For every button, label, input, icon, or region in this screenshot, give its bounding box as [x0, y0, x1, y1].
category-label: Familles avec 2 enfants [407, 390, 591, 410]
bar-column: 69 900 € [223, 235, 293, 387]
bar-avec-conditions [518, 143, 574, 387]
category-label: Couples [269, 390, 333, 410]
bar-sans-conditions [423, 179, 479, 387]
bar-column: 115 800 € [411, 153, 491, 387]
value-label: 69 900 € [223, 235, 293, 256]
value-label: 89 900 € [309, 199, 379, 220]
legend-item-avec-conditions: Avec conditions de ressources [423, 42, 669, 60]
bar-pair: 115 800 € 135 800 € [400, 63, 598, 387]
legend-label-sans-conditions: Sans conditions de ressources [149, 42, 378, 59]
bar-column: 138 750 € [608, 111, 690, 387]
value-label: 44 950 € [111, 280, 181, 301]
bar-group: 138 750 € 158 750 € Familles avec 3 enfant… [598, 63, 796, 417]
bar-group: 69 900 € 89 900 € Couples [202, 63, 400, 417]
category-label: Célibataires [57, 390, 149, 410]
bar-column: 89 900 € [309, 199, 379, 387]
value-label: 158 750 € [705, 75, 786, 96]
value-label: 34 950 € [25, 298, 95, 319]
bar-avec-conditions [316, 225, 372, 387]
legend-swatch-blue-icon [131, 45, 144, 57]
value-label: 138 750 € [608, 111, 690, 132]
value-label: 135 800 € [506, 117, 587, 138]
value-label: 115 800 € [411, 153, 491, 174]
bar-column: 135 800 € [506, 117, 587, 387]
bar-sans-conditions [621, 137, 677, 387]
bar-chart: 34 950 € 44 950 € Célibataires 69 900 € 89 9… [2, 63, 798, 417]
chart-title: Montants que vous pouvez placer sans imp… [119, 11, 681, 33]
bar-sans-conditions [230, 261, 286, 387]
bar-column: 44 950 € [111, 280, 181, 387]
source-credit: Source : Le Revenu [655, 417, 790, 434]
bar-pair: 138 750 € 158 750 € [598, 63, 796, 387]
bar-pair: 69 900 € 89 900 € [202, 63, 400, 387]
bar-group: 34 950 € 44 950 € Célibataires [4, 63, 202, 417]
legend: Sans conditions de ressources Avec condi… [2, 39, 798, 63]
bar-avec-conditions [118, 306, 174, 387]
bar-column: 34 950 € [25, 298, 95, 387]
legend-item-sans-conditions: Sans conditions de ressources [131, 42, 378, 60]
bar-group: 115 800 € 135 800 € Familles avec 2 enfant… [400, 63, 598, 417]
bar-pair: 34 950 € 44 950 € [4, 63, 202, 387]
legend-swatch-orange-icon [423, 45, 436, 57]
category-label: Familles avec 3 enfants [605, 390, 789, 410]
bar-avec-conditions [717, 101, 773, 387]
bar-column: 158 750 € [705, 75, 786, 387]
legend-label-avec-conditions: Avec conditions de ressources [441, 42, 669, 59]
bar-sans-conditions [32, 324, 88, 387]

***

◆ WRITTEN EXERCISE ◆
Copy out all of the data above line for line, changing no character.

◆ ANSWER FOR THIS EXERCISE ◆
For every button, label, input, icon, or region in this screenshot, give its bounding box as [x0, y0, x1, y1].
category-label: Familles avec 2 enfants [407, 390, 591, 410]
bar-column: 69 900 € [223, 235, 293, 387]
bar-avec-conditions [518, 143, 574, 387]
category-label: Couples [269, 390, 333, 410]
bar-sans-conditions [423, 179, 479, 387]
bar-column: 115 800 € [411, 153, 491, 387]
value-label: 69 900 € [223, 235, 293, 256]
value-label: 89 900 € [309, 199, 379, 220]
legend-item-avec-conditions: Avec conditions de ressources [423, 42, 669, 60]
bar-pair: 115 800 € 135 800 € [400, 63, 598, 387]
legend-label-sans-conditions: Sans conditions de ressources [149, 42, 378, 59]
bar-column: 138 750 € [608, 111, 690, 387]
value-label: 44 950 € [111, 280, 181, 301]
bar-group: 138 750 € 158 750 € Familles avec 3 enfant… [598, 63, 796, 417]
bar-group: 69 900 € 89 900 € Couples [202, 63, 400, 417]
category-label: Célibataires [57, 390, 149, 410]
bar-column: 89 900 € [309, 199, 379, 387]
value-label: 158 750 € [705, 75, 786, 96]
value-label: 34 950 € [25, 298, 95, 319]
bar-avec-conditions [316, 225, 372, 387]
legend-swatch-blue-icon [131, 45, 144, 57]
value-label: 138 750 € [608, 111, 690, 132]
value-label: 135 800 € [506, 117, 587, 138]
value-label: 115 800 € [411, 153, 491, 174]
bar-column: 135 800 € [506, 117, 587, 387]
bar-sans-conditions [621, 137, 677, 387]
bar-chart: 34 950 € 44 950 € Célibataires 69 900 € 89 9… [2, 63, 798, 417]
chart-title: Montants que vous pouvez placer sans imp… [119, 11, 681, 33]
bar-sans-conditions [230, 261, 286, 387]
bar-column: 44 950 € [111, 280, 181, 387]
source-credit: Source : Le Revenu [655, 417, 790, 434]
bar-pair: 138 750 € 158 750 € [598, 63, 796, 387]
bar-pair: 69 900 € 89 900 € [202, 63, 400, 387]
bar-group: 34 950 € 44 950 € Célibataires [4, 63, 202, 417]
legend: Sans conditions de ressources Avec condi… [2, 39, 798, 63]
bar-avec-conditions [118, 306, 174, 387]
bar-column: 34 950 € [25, 298, 95, 387]
legend-item-sans-conditions: Sans conditions de ressources [131, 42, 378, 60]
bar-group: 115 800 € 135 800 € Familles avec 2 enfant… [400, 63, 598, 417]
bar-pair: 34 950 € 44 950 € [4, 63, 202, 387]
legend-swatch-orange-icon [423, 45, 436, 57]
category-label: Familles avec 3 enfants [605, 390, 789, 410]
bar-avec-conditions [717, 101, 773, 387]
bar-column: 158 750 € [705, 75, 786, 387]
legend-label-avec-conditions: Avec conditions de ressources [441, 42, 669, 59]
bar-sans-conditions [32, 324, 88, 387]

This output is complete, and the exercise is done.